[Records from a collection]
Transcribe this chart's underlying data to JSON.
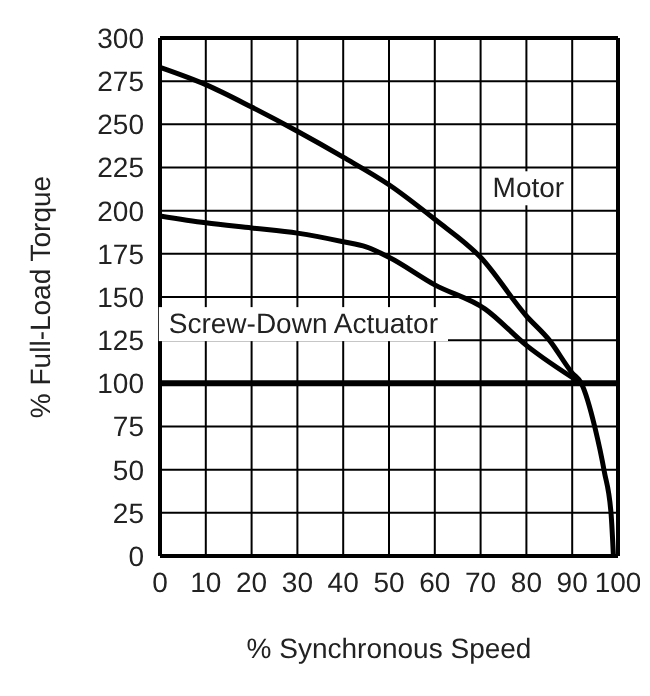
{
  "chart_data": {
    "type": "line",
    "xlabel": "% Synchronous Speed",
    "ylabel": "% Full-Load Torque",
    "xlim": [
      0,
      100
    ],
    "xticks": [
      0,
      10,
      20,
      30,
      40,
      50,
      60,
      70,
      80,
      90,
      100
    ],
    "ylim": [
      0,
      300
    ],
    "yticks": [
      0,
      25,
      50,
      75,
      100,
      125,
      150,
      175,
      200,
      225,
      250,
      275,
      300
    ],
    "grid": true,
    "legend": false,
    "marker": "none",
    "line_style": "solid",
    "series": [
      {
        "name": "Motor",
        "color": "#000000",
        "x": [
          0,
          10,
          20,
          30,
          40,
          50,
          60,
          70,
          80,
          85,
          90,
          92,
          95,
          97,
          98.5,
          99
        ],
        "values": [
          283,
          273,
          260,
          246,
          231,
          215,
          195,
          173,
          139,
          125,
          106,
          100,
          74,
          49,
          24,
          0
        ]
      },
      {
        "name": "Screw-Down Actuator",
        "color": "#000000",
        "x": [
          0,
          10,
          20,
          30,
          40,
          45,
          50,
          60,
          71,
          80,
          92
        ],
        "values": [
          197,
          193,
          190,
          187,
          182,
          179,
          173,
          157,
          143,
          122,
          100
        ]
      }
    ],
    "ref_lines": [
      {
        "axis": "y",
        "value": 100,
        "color": "#000000"
      }
    ]
  }
}
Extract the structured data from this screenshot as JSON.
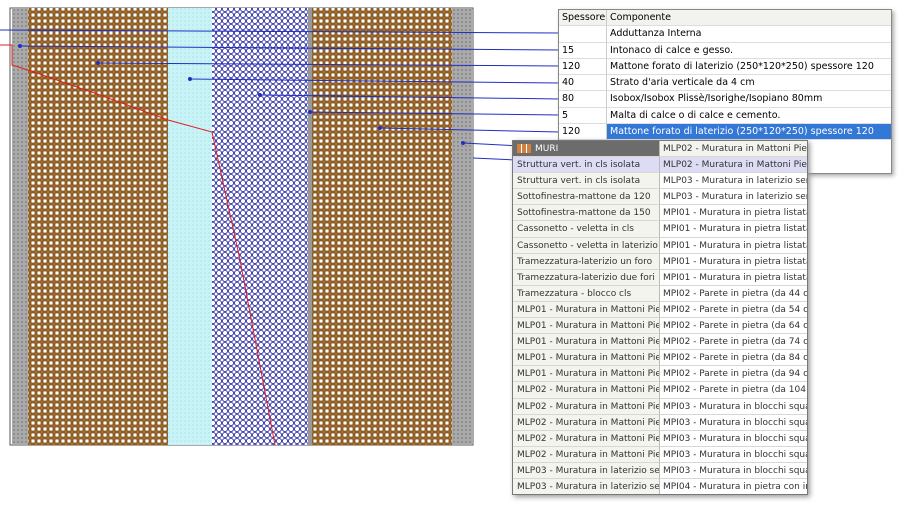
{
  "table": {
    "header": [
      "Spessore",
      "Componente"
    ],
    "rows": [
      [
        "",
        "Adduttanza Interna"
      ],
      [
        "15",
        "Intonaco di calce e gesso."
      ],
      [
        "120",
        "Mattone forato di laterizio (250*120*250) spessore 120"
      ],
      [
        "40",
        "Strato d'aria verticale da 4 cm"
      ],
      [
        "80",
        "Isobox/Isobox Plissè/Isorighe/Isopiano 80mm"
      ],
      [
        "5",
        "Malta di calce o di calce e cemento."
      ],
      [
        "120",
        "Mattone forato di laterizio (250*120*250) spessore 120"
      ]
    ]
  },
  "dropdown": {
    "header": [
      "MURI",
      "MLP02 - Muratura in Mattoni Pien"
    ],
    "rows": [
      [
        "Struttura vert. in cls  isolata",
        "MLP02 - Muratura in Mattoni Pien"
      ],
      [
        "Struttura vert. in cls  isolata",
        "MLP03 - Muratura in laterizio sem"
      ],
      [
        "Sottofinestra-mattone da 120",
        "MLP03 - Muratura in laterizio sem"
      ],
      [
        "Sottofinestra-mattone da 150",
        "MPI01 - Muratura in pietra listata"
      ],
      [
        "Cassonetto - veletta in cls",
        "MPI01 - Muratura in pietra listata"
      ],
      [
        "Cassonetto - veletta in laterizio",
        "MPI01 - Muratura in pietra listata"
      ],
      [
        "Tramezzatura-laterizio un foro",
        "MPI01 - Muratura in pietra listata"
      ],
      [
        "Tramezzatura-laterizio due fori",
        "MPI01 - Muratura in pietra listata"
      ],
      [
        "Tramezzatura - blocco cls",
        "MPI02 - Parete in pietra (da 44 c"
      ],
      [
        "MLP01 - Muratura in Mattoni Pien",
        "MPI02 - Parete in pietra (da 54 c"
      ],
      [
        "MLP01 - Muratura in Mattoni Pien",
        "MPI02 - Parete in pietra (da 64 c"
      ],
      [
        "MLP01 - Muratura in Mattoni Pien",
        "MPI02 - Parete in pietra (da 74 c"
      ],
      [
        "MLP01 - Muratura in Mattoni Pien",
        "MPI02 - Parete in pietra (da 84 c"
      ],
      [
        "MLP01 - Muratura in Mattoni Pien",
        "MPI02 - Parete in pietra (da 94 c"
      ],
      [
        "MLP02 - Muratura in Mattoni Pien",
        "MPI02 - Parete in pietra (da 104"
      ],
      [
        "MLP02 - Muratura in Mattoni Pien",
        "MPI03 - Muratura in blocchi squa"
      ],
      [
        "MLP02 - Muratura in Mattoni Pien",
        "MPI03 - Muratura in blocchi squa"
      ],
      [
        "MLP02 - Muratura in Mattoni Pien",
        "MPI03 - Muratura in blocchi squa"
      ],
      [
        "MLP02 - Muratura in Mattoni Pien",
        "MPI03 - Muratura in blocchi squa"
      ],
      [
        "MLP03 - Muratura in laterizio sem",
        "MPI03 - Muratura in blocchi squa"
      ],
      [
        "MLP03 - Muratura in laterizio sem",
        "MPI04 - Muratura in pietra con in"
      ]
    ]
  }
}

What this task involves:
The answer is a single number, the count of lines in the records that contain the string "Tramezzatura".

Answer for this exercise:
3